## TEXT PASSAGE
++++++++++++++++++++
Nearly 50 surgeons in more than a dozen states across the country will be working together Dec. 2 and 3 to get the uninsured working poor back on their feet through Operation Walk USA.
The idea for the nationwide effort began locally, after two Central Ohio orthopedic surgeons worked with Mount Carmel earlier this year to launch Operation Joint Implant, a program that allows uninsured patients to receive free hip and knee joint replacement surgeries.
The surgeons, Adolph Lombardi Jr. and Keith Berend of Joint Implant Surgeons Inc., have traveled abroad to donate their services to patients in Nicaragua, Guatemala and Cuba. The two had the idea to offer a similar program in their own community and asked for Mount Carmel’s help in funding it. “They agreed that this was a good idea,” says Lombardi. The first free surgery was done in January. “Over the past year, we’ve done about a dozen patients,” he says.
A recent beneficiary of the free implants is Eric Ahlteen, who owned Espresso Yourself Music Café in Powell. Though his business recently closed, Ahlteen made many connections there over the years, including a friend who told him about the Operation Joint Implant program.

“Ten years ago, I fell from a tree and broke my right hip, and it’s just been degenerating more and more,” says Ahlteen. “The last two years, it’s been getting worse and worse, and I even developed a limp.” He had been self-employed for years, pouring every penny he earned back into his business. Health insurance was a luxury he couldn’t afford. “I haven’t had insurance for six years,” says Ahlteen, who fit the financial criteria for the program.
Candidates for the program can’t be eligible for third-party payor assistance such as Medicaid, and they must be at or below 200 percent of the poverty level, says Janice Piscitelli, hospital spokeswoman. Mount Carmel learns about some of the candidates for free surgery through its mobile outreach program; other referrals come through the hospital’s orthopedic clinic and family practices.
When Lombardi became president of the Hip Society in February, he proposed a national day of joint replacement surgeries. It didn’t take much cajoling to get physicians to volunteer for the December event. “We have 48 doctors signed up to do this all across the country,” says Lombardi. “They thought it was a great idea to bring it home and do it in their local environment.”
Lombardi has been working with the physicians to get vendors to donate necessities, such as pharmaceuticals and the actual artificial joints. The joint-replacement surgeries can be life-changing for someone who is facing a lifetime of disability because it enables them to get back on their feet, Lombardi says. “We operated on a father of four who couldn’t work. We did his surgery so he could become employed.”
Ahlteen says he couldn’t have afforded everything he has received, from the initial X-rays and preoperative tests to a two-day stay at the New Albany Surgery Center, plus anesthesia and medications. About a month after the surgery, which Lombardi performed, Ahlteen was back on his feet, working on the physical therapy exercises he was instructed to do and looking ahead to better times. “I’ve kind of graduated from the walker to the cane,” he says. “I’m trying to keep a positive attitude.”
“Without this program, I’d definitely be in pain. I probably would have had to file for disability,” Ahlteen adds. “I could never have done this without their help.
Michele Lemmon is a freelance writer.
++++++++++++++++++++
## EXTRACTED ENTRIES

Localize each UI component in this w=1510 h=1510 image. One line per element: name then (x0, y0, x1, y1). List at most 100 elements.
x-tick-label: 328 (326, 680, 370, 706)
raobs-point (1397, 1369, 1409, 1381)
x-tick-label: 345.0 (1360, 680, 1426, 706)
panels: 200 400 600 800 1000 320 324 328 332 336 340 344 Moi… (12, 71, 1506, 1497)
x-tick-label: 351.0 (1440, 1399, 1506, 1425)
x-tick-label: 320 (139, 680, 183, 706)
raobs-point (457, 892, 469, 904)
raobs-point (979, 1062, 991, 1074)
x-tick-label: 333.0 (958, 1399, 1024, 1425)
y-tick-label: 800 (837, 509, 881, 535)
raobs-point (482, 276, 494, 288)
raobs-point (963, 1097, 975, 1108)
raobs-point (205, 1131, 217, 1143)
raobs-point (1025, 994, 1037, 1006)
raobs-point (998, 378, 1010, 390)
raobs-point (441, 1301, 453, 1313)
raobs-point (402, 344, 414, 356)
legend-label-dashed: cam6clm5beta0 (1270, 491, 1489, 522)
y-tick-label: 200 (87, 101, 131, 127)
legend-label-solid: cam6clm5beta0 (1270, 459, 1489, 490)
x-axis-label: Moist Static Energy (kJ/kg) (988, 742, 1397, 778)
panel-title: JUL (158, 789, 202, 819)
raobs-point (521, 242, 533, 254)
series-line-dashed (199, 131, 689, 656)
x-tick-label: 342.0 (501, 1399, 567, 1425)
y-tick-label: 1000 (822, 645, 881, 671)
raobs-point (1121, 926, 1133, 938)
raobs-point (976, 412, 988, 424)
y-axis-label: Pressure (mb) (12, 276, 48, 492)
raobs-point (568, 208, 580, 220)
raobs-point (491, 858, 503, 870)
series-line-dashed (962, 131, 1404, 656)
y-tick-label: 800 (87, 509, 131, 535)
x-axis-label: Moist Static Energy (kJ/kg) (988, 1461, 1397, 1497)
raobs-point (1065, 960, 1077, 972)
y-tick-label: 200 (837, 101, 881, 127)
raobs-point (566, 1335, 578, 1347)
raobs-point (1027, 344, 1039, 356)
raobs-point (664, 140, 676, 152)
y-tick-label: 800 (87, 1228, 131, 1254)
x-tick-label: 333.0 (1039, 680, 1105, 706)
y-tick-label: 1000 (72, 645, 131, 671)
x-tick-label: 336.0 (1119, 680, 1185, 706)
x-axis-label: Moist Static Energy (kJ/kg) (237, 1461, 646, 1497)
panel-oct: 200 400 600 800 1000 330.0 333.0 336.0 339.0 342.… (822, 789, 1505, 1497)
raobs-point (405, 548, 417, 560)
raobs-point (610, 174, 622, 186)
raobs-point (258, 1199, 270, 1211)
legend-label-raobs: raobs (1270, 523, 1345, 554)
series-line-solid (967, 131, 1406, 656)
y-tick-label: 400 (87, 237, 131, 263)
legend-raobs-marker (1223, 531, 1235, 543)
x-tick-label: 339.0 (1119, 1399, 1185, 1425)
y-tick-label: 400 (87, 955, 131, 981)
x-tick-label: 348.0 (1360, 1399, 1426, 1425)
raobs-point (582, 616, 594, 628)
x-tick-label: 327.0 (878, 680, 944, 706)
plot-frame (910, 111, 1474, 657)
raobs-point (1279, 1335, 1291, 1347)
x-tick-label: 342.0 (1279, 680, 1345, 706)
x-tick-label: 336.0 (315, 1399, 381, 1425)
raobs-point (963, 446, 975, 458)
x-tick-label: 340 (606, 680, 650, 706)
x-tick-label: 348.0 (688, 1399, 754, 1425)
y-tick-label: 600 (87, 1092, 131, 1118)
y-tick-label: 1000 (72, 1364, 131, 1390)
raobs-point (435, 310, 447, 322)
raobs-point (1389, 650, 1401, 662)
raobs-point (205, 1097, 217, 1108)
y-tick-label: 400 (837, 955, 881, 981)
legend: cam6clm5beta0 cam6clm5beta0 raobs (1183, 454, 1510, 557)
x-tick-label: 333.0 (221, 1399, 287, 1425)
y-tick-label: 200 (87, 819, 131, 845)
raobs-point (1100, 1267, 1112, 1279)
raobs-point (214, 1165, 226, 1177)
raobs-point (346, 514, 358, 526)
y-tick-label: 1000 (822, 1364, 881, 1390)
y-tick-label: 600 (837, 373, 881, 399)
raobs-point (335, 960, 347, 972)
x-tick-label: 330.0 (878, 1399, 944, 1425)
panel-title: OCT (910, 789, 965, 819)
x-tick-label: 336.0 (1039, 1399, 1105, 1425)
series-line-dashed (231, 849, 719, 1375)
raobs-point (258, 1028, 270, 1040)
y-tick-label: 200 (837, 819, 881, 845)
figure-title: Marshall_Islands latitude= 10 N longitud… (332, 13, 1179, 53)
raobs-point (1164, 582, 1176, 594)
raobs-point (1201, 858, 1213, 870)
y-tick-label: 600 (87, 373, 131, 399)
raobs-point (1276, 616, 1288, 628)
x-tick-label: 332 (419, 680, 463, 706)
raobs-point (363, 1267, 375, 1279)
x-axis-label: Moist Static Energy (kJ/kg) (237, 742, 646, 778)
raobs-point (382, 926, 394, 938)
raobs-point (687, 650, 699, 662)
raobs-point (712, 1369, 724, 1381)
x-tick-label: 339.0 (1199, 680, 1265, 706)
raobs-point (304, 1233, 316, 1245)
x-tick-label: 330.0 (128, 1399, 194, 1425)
++++++++++++++++++++
## TASK SET
• A. Name every person mentioned by name in the article on free joint replacement surgery.
• B. Reproduce a passage from the article on free joint replacement surgery, beginning at the words "Ahlteen says he" and stopping after the words "without their help.".
Rely only on the article on free joint replacement surgery, not on the listing.

## RESPONSES BY TASK
• A. Adolph Lombardi Jr., Keith Berend, Eric Ahlteen, Janice Piscitelli, Michele Lemmon

• B.
Ahlteen says he couldn’t have afforded everything he has received, from the initial X-rays and preoperative tests to a two-day stay at the New Albany Surgery Center, plus anesthesia and medications. About a month after the surgery, which Lombardi performed, Ahlteen was back on his feet, working on the physical therapy exercises he was instructed to do and looking ahead to better times. “I’ve kind of graduated from the walker to the cane,” he says. “I’m trying to keep a positive attitude.”
“Without this program, I’d definitely be in pain. I probably would have had to file for disability,” Ahlteen adds. “I could never have done this without their help.